**EXERCISE REQUIREMENTS**:
How many lines in the records below contain the word "appareils"? Give only the number.
BEGIN SOURCE DATA
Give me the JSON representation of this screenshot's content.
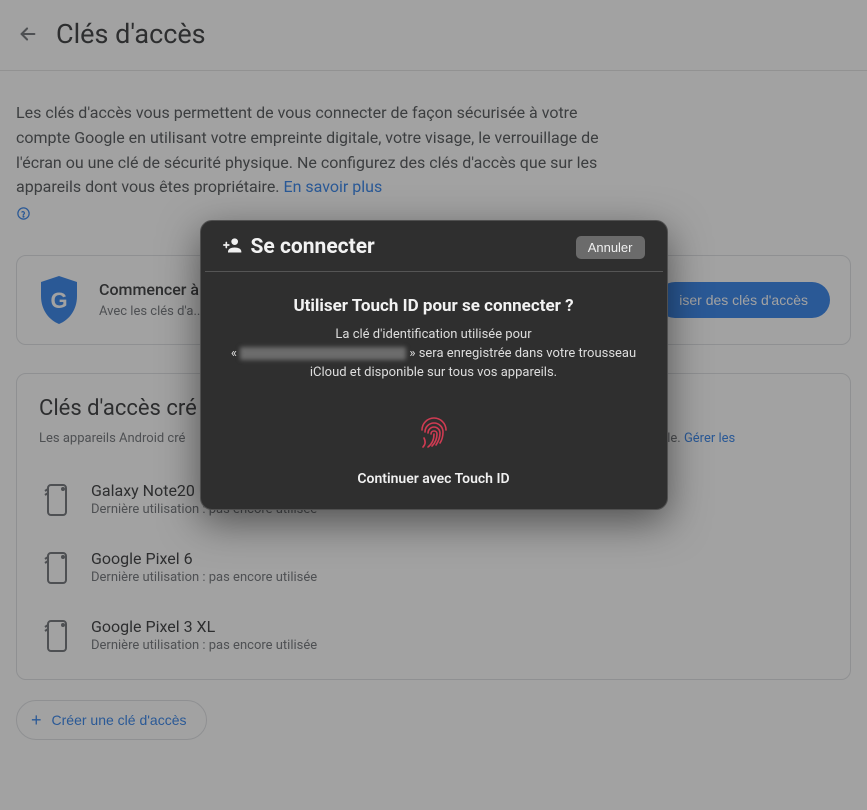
{
  "header": {
    "title": "Clés d'accès"
  },
  "intro": {
    "text": "Les clés d'accès vous permettent de vous connecter de façon sécurisée à votre compte Google en utilisant votre empreinte digitale, votre visage, le verrouillage de l'écran ou une clé de sécurité physique. Ne configurez des clés d'accès que sur les appareils dont vous êtes propriétaire. ",
    "learn_more": "En savoir plus"
  },
  "get_started": {
    "title": "Commencer à",
    "subtitle": "Avec les clés d'a... votre visage ou le",
    "button": "iser des clés d'accès"
  },
  "created": {
    "title": "Clés d'accès cré",
    "subtitle_prefix": "Les appareils Android cré",
    "subtitle_suffix": "ectez à votre compte Google. ",
    "manage_link": "Gérer les",
    "devices": [
      {
        "name": "Galaxy Note20 Ultra 5G",
        "sub": "Dernière utilisation : pas encore utilisée"
      },
      {
        "name": "Google Pixel 6",
        "sub": "Dernière utilisation : pas encore utilisée"
      },
      {
        "name": "Google Pixel 3 XL",
        "sub": "Dernière utilisation : pas encore utilisée"
      }
    ]
  },
  "create_button": "Créer une clé d'accès",
  "modal": {
    "title": "Se connecter",
    "cancel": "Annuler",
    "question": "Utiliser Touch ID pour se connecter ?",
    "desc_line1": "La clé d'identification utilisée pour",
    "desc_prefix": "« ",
    "desc_suffix": " » sera enregistrée dans votre trousseau iCloud et disponible sur tous vos appareils.",
    "continue": "Continuer avec Touch ID"
  }
}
END SOURCE DATA
**ANSWER FOR THIS EXERCISE**:
3